## Material supplied
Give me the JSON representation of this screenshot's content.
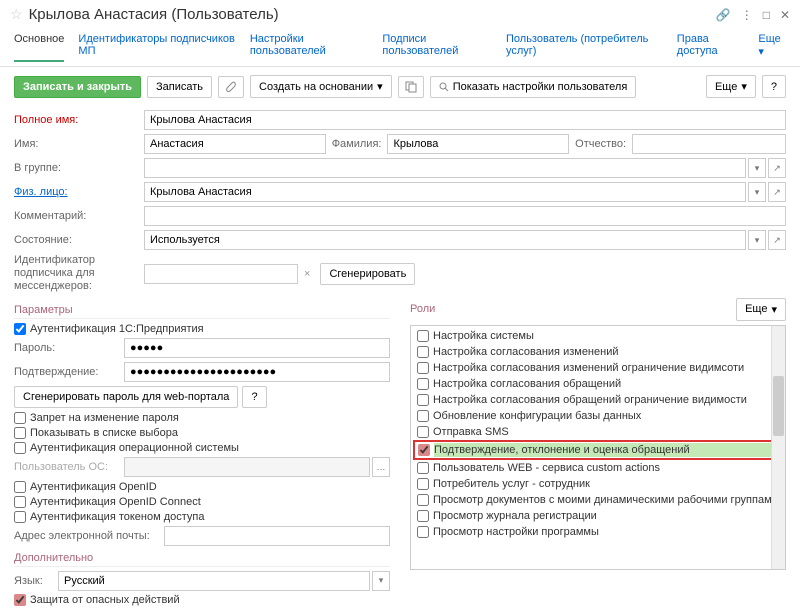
{
  "header": {
    "title": "Крылова Анастасия (Пользователь)"
  },
  "tabs": {
    "main": "Основное",
    "t1": "Идентификаторы подписчиков МП",
    "t2": "Настройки пользователей",
    "t3": "Подписи пользователей",
    "t4": "Пользователь (потребитель услуг)",
    "t5": "Права доступа",
    "more": "Еще"
  },
  "toolbar": {
    "save_close": "Записать и закрыть",
    "save": "Записать",
    "create_from": "Создать на основании",
    "show_settings": "Показать настройки пользователя",
    "more": "Еще",
    "help": "?"
  },
  "form": {
    "full_name_label": "Полное имя:",
    "full_name": "Крылова Анастасия",
    "name_label": "Имя:",
    "name": "Анастасия",
    "surname_label": "Фамилия:",
    "surname": "Крылова",
    "patronymic_label": "Отчество:",
    "patronymic": "",
    "group_label": "В группе:",
    "group": "",
    "person_label": "Физ. лицо:",
    "person": "Крылова Анастасия",
    "comment_label": "Комментарий:",
    "comment": "",
    "state_label": "Состояние:",
    "state": "Используется",
    "messenger_id_label": "Идентификатор подписчика для мессенджеров:",
    "messenger_id": "",
    "generate": "Сгенерировать"
  },
  "params": {
    "title": "Параметры",
    "auth_1c": "Аутентификация 1С:Предприятия",
    "password_label": "Пароль:",
    "password": "●●●●●",
    "confirm_label": "Подтверждение:",
    "confirm": "●●●●●●●●●●●●●●●●●●●●●●",
    "gen_web": "Сгенерировать пароль для web-портала",
    "help_q": "?",
    "no_change_pwd": "Запрет на изменение пароля",
    "show_in_list": "Показывать в списке выбора",
    "auth_os": "Аутентификация операционной системы",
    "os_user_label": "Пользователь ОС:",
    "os_user": "",
    "auth_openid": "Аутентификация OpenID",
    "auth_openid_connect": "Аутентификация OpenID Connect",
    "auth_token": "Аутентификация токеном доступа",
    "email_label": "Адрес электронной почты:",
    "email": ""
  },
  "extra": {
    "title": "Дополнительно",
    "lang_label": "Язык:",
    "lang": "Русский",
    "safe_actions": "Защита от опасных действий"
  },
  "roles": {
    "title": "Роли",
    "more": "Еще",
    "items": [
      {
        "label": "Настройка системы",
        "checked": false
      },
      {
        "label": "Настройка согласования изменений",
        "checked": false
      },
      {
        "label": "Настройка согласования изменений ограничение видимсоти",
        "checked": false
      },
      {
        "label": "Настройка согласования обращений",
        "checked": false
      },
      {
        "label": "Настройка согласования обращений ограничение видимости",
        "checked": false
      },
      {
        "label": "Обновление конфигурации базы данных",
        "checked": false
      },
      {
        "label": "Отправка SMS",
        "checked": false
      },
      {
        "label": "Подтверждение, отклонение и оценка обращений",
        "checked": true,
        "hl": true
      },
      {
        "label": "Пользователь WEB - сервиса custom actions",
        "checked": false
      },
      {
        "label": "Потребитель услуг - сотрудник",
        "checked": false
      },
      {
        "label": "Просмотр документов с моими динамическими рабочими группами",
        "checked": false
      },
      {
        "label": "Просмотр журнала регистрации",
        "checked": false
      },
      {
        "label": "Просмотр настройки программы",
        "checked": false
      }
    ]
  }
}
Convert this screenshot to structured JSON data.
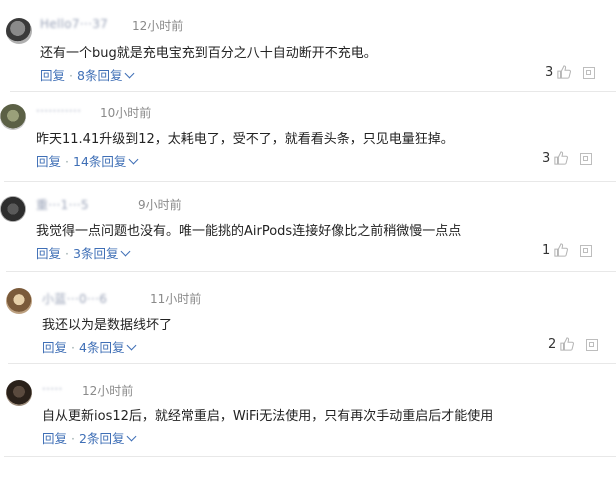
{
  "comments": [
    {
      "username": "Hello7···37",
      "time": "12小时前",
      "text": "还有一个bug就是充电宝充到百分之八十自动断开不充电。",
      "reply_label": "回复",
      "replies_label": "8条回复",
      "likes": "3"
    },
    {
      "username": "···········",
      "time": "10小时前",
      "text": "昨天11.41升级到12，太耗电了，受不了，就看看头条，只见电量狂掉。",
      "reply_label": "回复",
      "replies_label": "14条回复",
      "likes": "3"
    },
    {
      "username": "重···1···5",
      "time": "9小时前",
      "text": "我觉得一点问题也没有。唯一能挑的AirPods连接好像比之前稍微慢一点点",
      "reply_label": "回复",
      "replies_label": "3条回复",
      "likes": "1"
    },
    {
      "username": "小蓝···0···6",
      "time": "11小时前",
      "text": "我还以为是数据线坏了",
      "reply_label": "回复",
      "replies_label": "4条回复",
      "likes": "2"
    },
    {
      "username": "·····",
      "time": "12小时前",
      "text": "自从更新ios12后，就经常重启，WiFi无法使用，只有再次手动重启后才能使用",
      "reply_label": "回复",
      "replies_label": "2条回复",
      "likes": ""
    }
  ]
}
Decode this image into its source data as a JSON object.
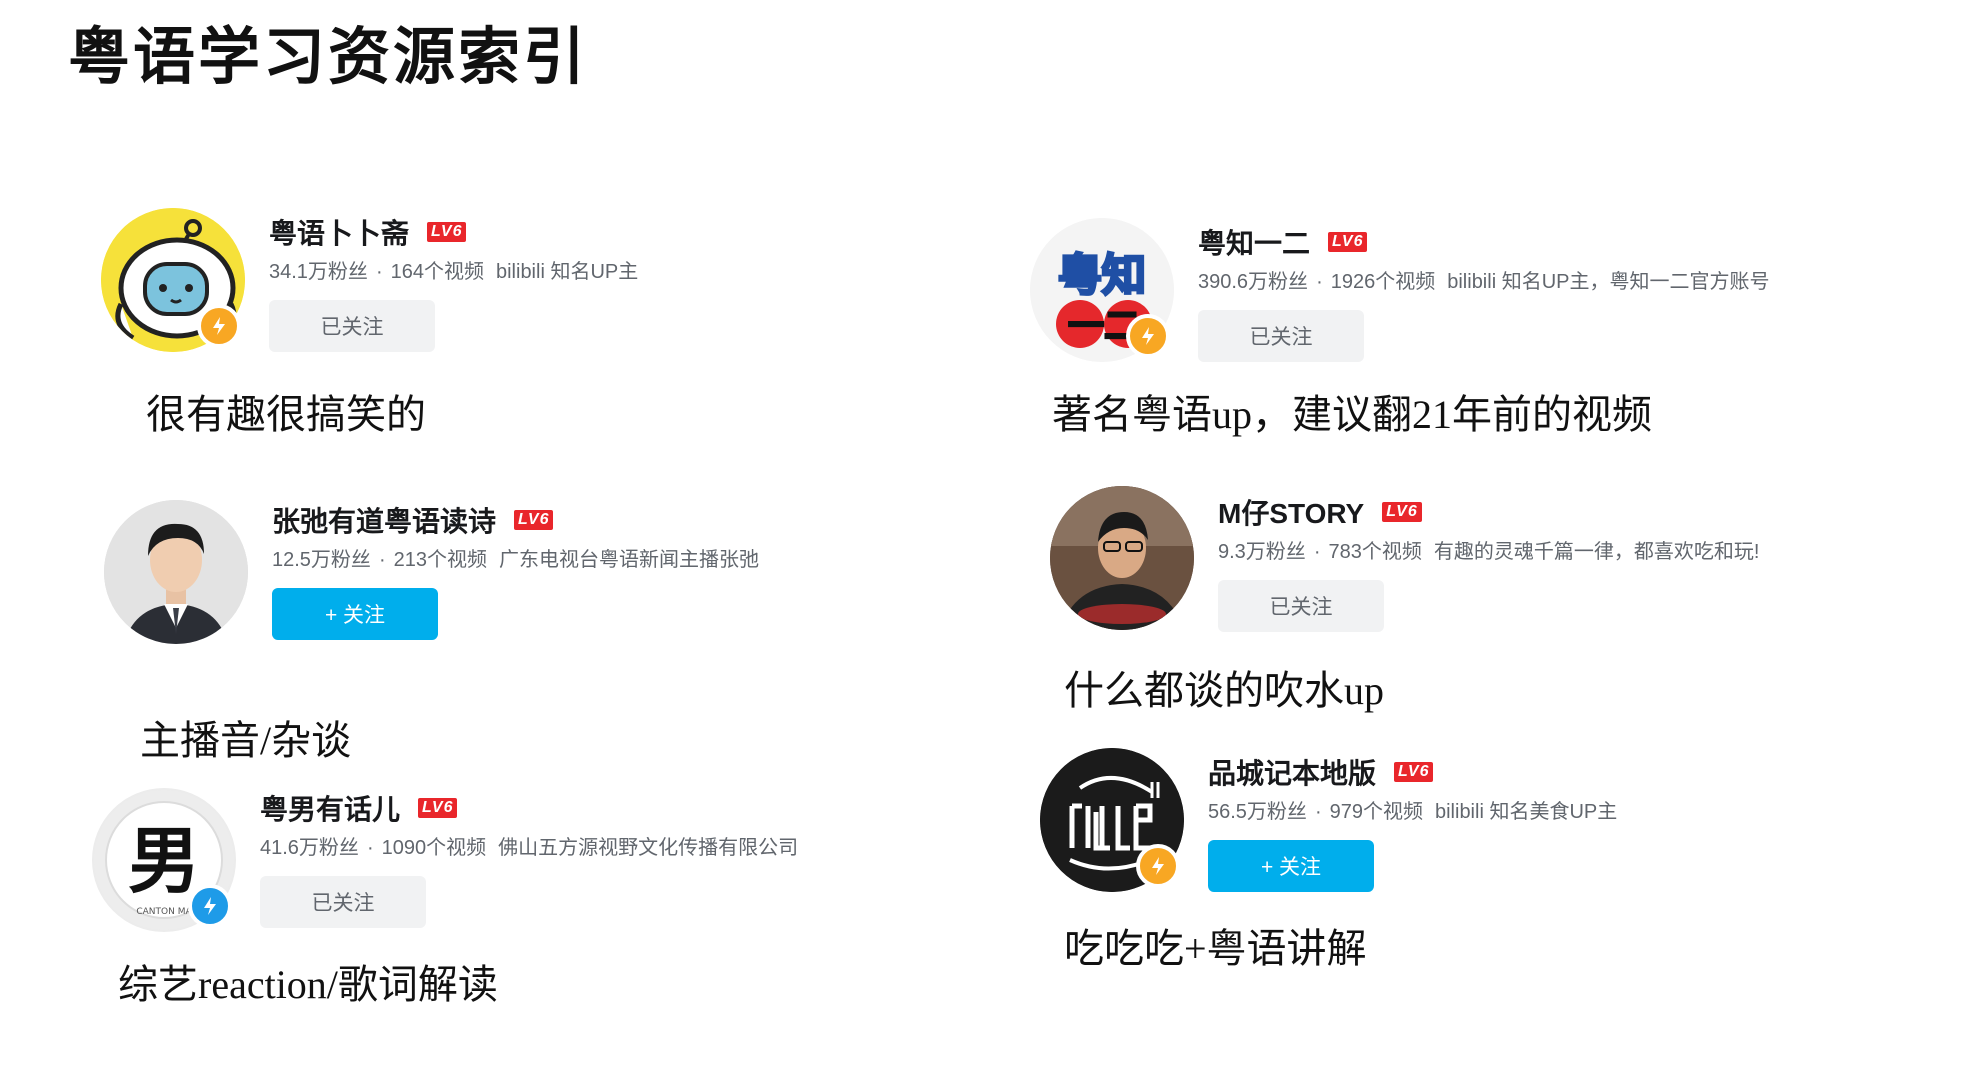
{
  "page": {
    "title": "粤语学习资源索引"
  },
  "channels": [
    {
      "name": "粤语卜卜斋",
      "level": "LV6",
      "fans": "34.1万粉丝",
      "videos": "164个视频",
      "description": "bilibili 知名UP主",
      "follow_label": "已关注",
      "followed": true,
      "badge_color": "#f8a723",
      "avatar_icon": "cartoon-robot-icon",
      "comment": "很有趣很搞笑的"
    },
    {
      "name": "张弛有道粤语读诗",
      "level": "LV6",
      "fans": "12.5万粉丝",
      "videos": "213个视频",
      "description": "广东电视台粤语新闻主播张弛",
      "follow_label": "+ 关注",
      "followed": false,
      "avatar_icon": "man-portrait-icon",
      "comment": "主播音/杂谈"
    },
    {
      "name": "粤男有话儿",
      "level": "LV6",
      "fans": "41.6万粉丝",
      "videos": "1090个视频",
      "description": "佛山五方源视野文化传播有限公司",
      "follow_label": "已关注",
      "followed": true,
      "badge_color": "#1e9be8",
      "avatar_icon": "nan-character-logo-icon",
      "avatar_caption": "CANTON MA",
      "avatar_glyph": "男",
      "comment": "综艺reaction/歌词解读"
    },
    {
      "name": "粤知一二",
      "level": "LV6",
      "fans": "390.6万粉丝",
      "videos": "1926个视频",
      "description": "bilibili 知名UP主，粤知一二官方账号",
      "follow_label": "已关注",
      "followed": true,
      "badge_color": "#f8a723",
      "avatar_icon": "yuezhi-logo-icon",
      "avatar_glyph": "粤知",
      "avatar_glyph2": "一二",
      "comment": "著名粤语up，建议翻21年前的视频"
    },
    {
      "name": "M仔STORY",
      "level": "LV6",
      "fans": "9.3万粉丝",
      "videos": "783个视频",
      "description": "有趣的灵魂千篇一律，都喜欢吃和玩!",
      "follow_label": "已关注",
      "followed": true,
      "avatar_icon": "man-eating-photo-icon",
      "comment": "什么都谈的吹水up"
    },
    {
      "name": "品城记本地版",
      "level": "LV6",
      "fans": "56.5万粉丝",
      "videos": "979个视频",
      "description": "bilibili 知名美食UP主",
      "follow_label": "+ 关注",
      "followed": false,
      "badge_color": "#f8a723",
      "avatar_icon": "city-fork-logo-icon",
      "comment": "吃吃吃+粤语讲解"
    }
  ],
  "stat_separator": "·"
}
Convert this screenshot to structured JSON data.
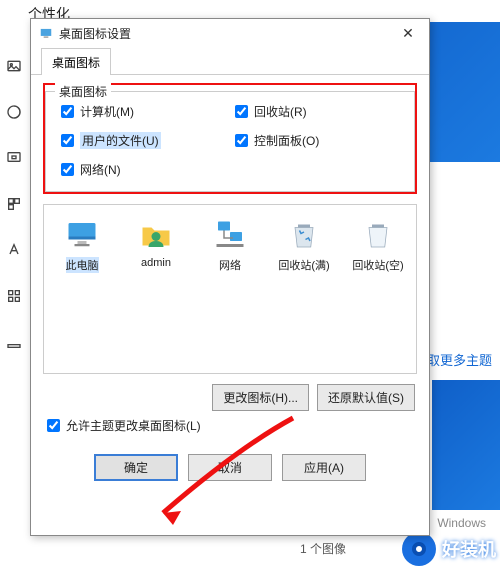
{
  "settings": {
    "title": "个性化"
  },
  "dialog": {
    "title": "桌面图标设置",
    "tab": "桌面图标",
    "group_title": "桌面图标",
    "checks": {
      "computer": "计算机(M)",
      "recycle": "回收站(R)",
      "userfiles": "用户的文件(U)",
      "control": "控制面板(O)",
      "network": "网络(N)"
    },
    "icons": {
      "thispc": "此电脑",
      "admin": "admin",
      "network": "网络",
      "recycle_full": "回收站(满)",
      "recycle_empty": "回收站(空)"
    },
    "change_icon": "更改图标(H)...",
    "restore_default": "还原默认值(S)",
    "allow_theme": "允许主题更改桌面图标(L)",
    "ok": "确定",
    "cancel": "取消",
    "apply": "应用(A)"
  },
  "right": {
    "theme_link": "获取更多主题",
    "below": "1 个图像",
    "windows": "Windows",
    "brand": "好装机"
  }
}
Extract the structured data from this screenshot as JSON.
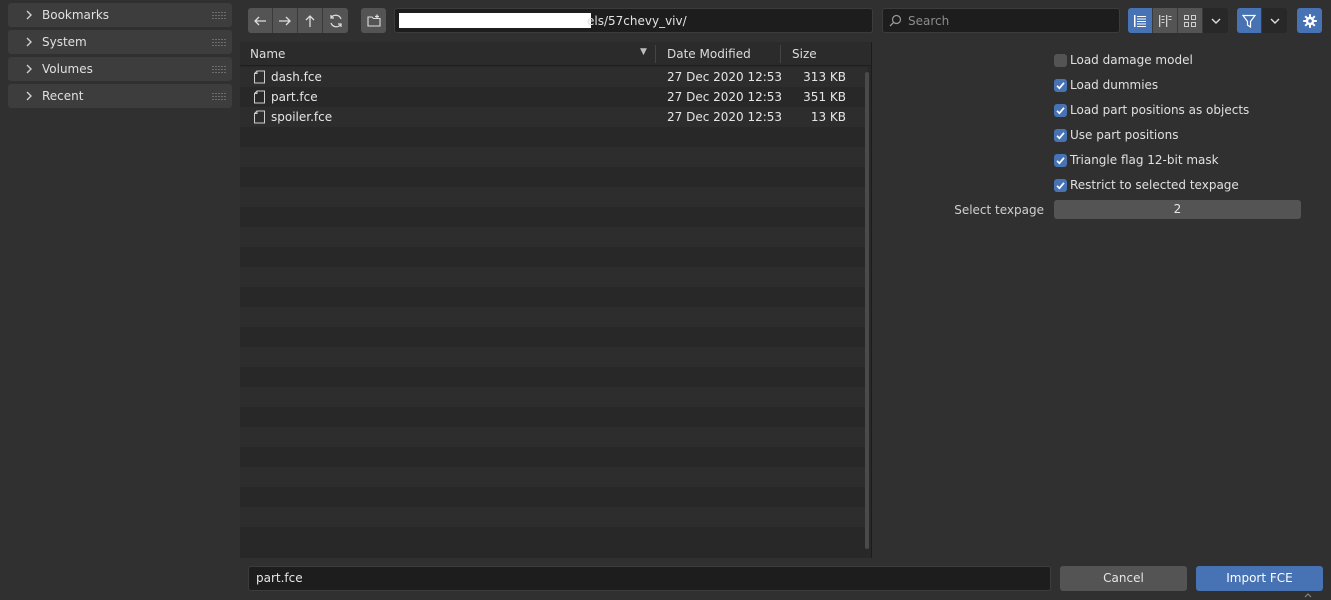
{
  "sidebar": {
    "panels": [
      {
        "label": "Bookmarks"
      },
      {
        "label": "System"
      },
      {
        "label": "Volumes"
      },
      {
        "label": "Recent"
      }
    ]
  },
  "toolbar": {
    "path_visible": "els/57chevy_viv/",
    "search_placeholder": "Search",
    "icons": [
      "arrow-left-icon",
      "arrow-right-icon",
      "parent-directory-icon",
      "refresh-icon",
      "new-folder-icon",
      "vertical-list-icon",
      "horizontal-list-icon",
      "thumbnails-icon",
      "chevron-down-icon",
      "filter-icon",
      "chevron-down-icon",
      "gear-icon"
    ]
  },
  "file_list": {
    "columns": {
      "name": "Name",
      "date": "Date Modified",
      "size": "Size"
    },
    "files": [
      {
        "name": "dash.fce",
        "date": "27 Dec 2020 12:53",
        "size": "313 KB"
      },
      {
        "name": "part.fce",
        "date": "27 Dec 2020 12:53",
        "size": "351 KB"
      },
      {
        "name": "spoiler.fce",
        "date": "27 Dec 2020 12:53",
        "size": "13 KB"
      }
    ]
  },
  "options": {
    "checkboxes": [
      {
        "label": "Load damage model",
        "checked": false
      },
      {
        "label": "Load dummies",
        "checked": true
      },
      {
        "label": "Load part positions as objects",
        "checked": true
      },
      {
        "label": "Use part positions",
        "checked": true
      },
      {
        "label": "Triangle flag 12-bit mask",
        "checked": true
      },
      {
        "label": "Restrict to selected texpage",
        "checked": true
      }
    ],
    "texpage_label": "Select texpage",
    "texpage_value": "2"
  },
  "bottom": {
    "filename": "part.fce",
    "cancel_label": "Cancel",
    "import_label": "Import FCE"
  },
  "colors": {
    "accent": "#4772b3",
    "background": "#303030",
    "list_background": "#282828"
  }
}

## Exercise goal
Extract each line holding the word "Аутентификация" from the records.

## Written answer
    "auth_1c": "Аутентификация 1С:Предприятия",
    "auth_os": "Аутентификация операционной системы",
    "auth_openid": "Аутентификация OpenID",
    "auth_openid_connect": "Аутентификация OpenID Connect",
    "auth_token": "Аутентификация токеном доступа",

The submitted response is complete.